WORKING DATA –

---------------

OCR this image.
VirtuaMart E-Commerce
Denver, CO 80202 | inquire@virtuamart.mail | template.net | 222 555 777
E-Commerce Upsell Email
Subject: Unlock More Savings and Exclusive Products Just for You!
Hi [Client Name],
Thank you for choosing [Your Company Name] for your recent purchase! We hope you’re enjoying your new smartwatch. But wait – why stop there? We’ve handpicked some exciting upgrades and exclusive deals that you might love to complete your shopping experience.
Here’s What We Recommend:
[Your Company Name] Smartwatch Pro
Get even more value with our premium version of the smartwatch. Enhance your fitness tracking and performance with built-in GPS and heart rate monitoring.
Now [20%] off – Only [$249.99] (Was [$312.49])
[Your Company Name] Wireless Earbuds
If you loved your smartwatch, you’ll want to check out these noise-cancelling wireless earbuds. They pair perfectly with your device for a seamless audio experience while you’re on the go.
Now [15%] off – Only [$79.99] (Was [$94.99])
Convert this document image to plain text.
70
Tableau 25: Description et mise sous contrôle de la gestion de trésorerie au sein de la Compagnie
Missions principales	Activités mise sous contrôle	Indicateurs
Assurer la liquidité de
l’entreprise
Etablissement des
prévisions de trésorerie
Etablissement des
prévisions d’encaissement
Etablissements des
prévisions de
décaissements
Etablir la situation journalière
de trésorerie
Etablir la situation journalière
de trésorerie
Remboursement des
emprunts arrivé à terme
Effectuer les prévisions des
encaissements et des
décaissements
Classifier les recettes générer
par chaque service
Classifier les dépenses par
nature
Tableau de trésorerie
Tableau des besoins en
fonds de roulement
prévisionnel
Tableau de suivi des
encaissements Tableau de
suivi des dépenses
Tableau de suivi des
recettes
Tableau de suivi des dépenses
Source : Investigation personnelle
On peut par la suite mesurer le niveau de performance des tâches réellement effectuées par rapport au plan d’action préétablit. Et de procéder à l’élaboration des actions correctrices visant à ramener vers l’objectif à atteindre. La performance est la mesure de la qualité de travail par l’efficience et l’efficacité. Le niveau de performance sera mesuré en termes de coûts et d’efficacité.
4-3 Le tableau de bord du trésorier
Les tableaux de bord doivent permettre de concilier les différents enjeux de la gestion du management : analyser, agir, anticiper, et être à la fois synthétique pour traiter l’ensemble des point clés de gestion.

---------------

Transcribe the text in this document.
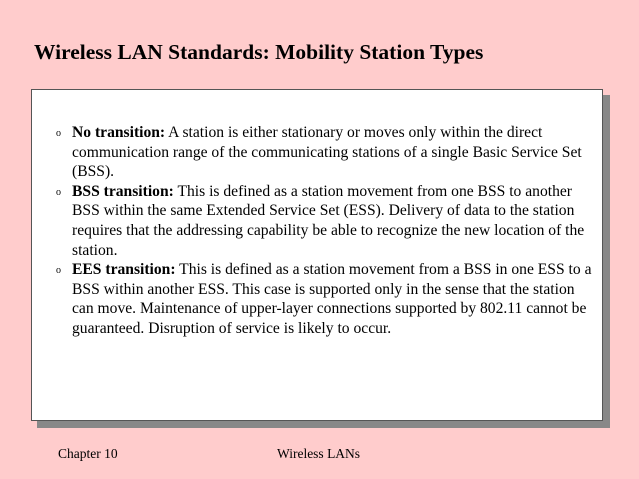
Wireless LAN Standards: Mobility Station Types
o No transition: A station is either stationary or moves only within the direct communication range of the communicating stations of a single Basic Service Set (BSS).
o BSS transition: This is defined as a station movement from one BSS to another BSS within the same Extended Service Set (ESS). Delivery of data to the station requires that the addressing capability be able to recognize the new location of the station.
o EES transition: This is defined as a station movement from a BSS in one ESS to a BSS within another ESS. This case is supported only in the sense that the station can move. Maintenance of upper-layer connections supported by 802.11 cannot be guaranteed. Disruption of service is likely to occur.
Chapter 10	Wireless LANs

---------------

REQUIREMENTS –
All lines in the data that contain the word "Company" should be copied.

SOLUTION FOR THIS PROBLEM –
Thank you for choosing [Your Company Name] for your recent purchase! We hope you’re enjoying your new smartwatch. But wait – why stop there? We’ve handpicked some exciting upgrades and exclusive deals that you might love to complete your shopping experience.
[Your Company Name] Smartwatch Pro
[Your Company Name] Wireless Earbuds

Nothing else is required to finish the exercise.